THE PROBLEM:
Look through the records below, count the lines with the word "Overview", and reply with only the number.
== LISTED ENTRIES ==
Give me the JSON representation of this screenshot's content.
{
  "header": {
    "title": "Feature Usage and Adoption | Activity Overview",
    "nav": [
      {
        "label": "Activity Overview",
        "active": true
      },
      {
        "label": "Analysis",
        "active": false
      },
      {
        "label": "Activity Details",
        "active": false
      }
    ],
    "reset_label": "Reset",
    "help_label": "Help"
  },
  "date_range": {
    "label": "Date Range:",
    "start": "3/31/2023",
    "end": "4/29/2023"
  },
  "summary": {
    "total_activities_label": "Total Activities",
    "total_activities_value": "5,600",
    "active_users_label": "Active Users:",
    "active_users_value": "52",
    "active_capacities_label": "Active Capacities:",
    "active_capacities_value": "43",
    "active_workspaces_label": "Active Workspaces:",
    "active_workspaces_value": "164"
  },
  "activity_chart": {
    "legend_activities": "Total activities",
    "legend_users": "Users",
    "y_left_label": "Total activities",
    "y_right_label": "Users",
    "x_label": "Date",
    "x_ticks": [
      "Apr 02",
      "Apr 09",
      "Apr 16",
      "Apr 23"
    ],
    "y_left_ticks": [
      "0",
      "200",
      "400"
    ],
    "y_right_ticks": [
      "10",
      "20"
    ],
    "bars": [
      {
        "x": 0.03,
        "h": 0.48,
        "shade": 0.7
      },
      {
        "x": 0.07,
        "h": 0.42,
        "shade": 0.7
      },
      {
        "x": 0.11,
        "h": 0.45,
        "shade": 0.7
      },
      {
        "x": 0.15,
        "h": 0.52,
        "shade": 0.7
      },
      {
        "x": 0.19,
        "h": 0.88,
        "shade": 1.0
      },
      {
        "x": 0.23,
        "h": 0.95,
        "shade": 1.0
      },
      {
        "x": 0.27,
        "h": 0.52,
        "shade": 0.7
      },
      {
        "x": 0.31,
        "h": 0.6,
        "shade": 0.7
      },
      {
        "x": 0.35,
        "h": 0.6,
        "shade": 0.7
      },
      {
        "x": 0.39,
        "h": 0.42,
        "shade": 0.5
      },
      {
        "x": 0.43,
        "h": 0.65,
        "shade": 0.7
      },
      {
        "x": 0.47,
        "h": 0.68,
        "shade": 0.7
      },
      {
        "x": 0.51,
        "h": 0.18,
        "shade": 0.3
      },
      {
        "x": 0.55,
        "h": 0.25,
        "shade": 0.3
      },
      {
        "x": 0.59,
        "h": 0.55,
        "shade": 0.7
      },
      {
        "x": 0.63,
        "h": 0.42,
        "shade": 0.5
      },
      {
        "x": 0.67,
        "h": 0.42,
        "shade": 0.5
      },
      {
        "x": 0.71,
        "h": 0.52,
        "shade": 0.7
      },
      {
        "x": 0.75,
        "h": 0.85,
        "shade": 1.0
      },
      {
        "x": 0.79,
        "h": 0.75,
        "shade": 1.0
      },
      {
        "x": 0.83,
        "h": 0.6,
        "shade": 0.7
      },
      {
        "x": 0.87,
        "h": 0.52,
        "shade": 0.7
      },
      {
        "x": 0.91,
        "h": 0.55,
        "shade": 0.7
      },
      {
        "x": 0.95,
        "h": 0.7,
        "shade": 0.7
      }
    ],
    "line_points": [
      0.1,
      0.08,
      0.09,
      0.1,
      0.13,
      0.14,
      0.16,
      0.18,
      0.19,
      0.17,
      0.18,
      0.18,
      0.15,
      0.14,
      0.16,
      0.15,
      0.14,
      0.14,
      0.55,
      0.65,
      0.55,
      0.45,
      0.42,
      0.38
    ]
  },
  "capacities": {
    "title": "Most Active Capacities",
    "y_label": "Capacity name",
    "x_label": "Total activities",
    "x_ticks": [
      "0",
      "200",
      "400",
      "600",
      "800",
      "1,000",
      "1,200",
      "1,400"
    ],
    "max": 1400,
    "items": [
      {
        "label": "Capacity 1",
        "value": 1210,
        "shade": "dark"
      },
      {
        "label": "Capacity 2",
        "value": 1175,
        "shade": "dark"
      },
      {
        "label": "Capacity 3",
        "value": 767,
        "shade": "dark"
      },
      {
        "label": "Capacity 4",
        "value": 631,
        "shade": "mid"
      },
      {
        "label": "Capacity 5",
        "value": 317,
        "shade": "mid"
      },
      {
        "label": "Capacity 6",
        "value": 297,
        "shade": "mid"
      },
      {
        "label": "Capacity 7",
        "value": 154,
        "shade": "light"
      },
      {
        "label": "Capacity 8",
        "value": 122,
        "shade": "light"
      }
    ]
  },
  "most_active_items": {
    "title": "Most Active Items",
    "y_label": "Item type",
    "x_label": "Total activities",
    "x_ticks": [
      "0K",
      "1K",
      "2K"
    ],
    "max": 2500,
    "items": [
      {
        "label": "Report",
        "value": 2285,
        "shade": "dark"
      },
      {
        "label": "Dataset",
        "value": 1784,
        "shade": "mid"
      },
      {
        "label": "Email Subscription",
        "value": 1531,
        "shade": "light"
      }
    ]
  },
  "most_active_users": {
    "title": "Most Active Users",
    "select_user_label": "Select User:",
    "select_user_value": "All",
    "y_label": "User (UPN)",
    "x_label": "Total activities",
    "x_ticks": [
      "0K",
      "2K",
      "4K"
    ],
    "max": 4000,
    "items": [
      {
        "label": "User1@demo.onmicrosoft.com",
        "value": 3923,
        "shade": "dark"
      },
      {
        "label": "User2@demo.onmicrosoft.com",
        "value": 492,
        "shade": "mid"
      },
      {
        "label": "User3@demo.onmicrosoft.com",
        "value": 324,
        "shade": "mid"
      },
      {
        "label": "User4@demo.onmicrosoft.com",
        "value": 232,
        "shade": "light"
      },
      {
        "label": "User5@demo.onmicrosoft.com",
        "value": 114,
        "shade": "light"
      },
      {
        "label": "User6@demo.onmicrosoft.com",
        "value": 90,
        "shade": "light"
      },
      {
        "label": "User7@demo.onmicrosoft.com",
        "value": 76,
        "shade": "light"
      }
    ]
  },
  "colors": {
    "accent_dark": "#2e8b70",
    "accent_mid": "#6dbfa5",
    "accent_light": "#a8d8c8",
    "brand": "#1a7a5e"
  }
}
===
SOLUTION TO THIS PROBLEM:
2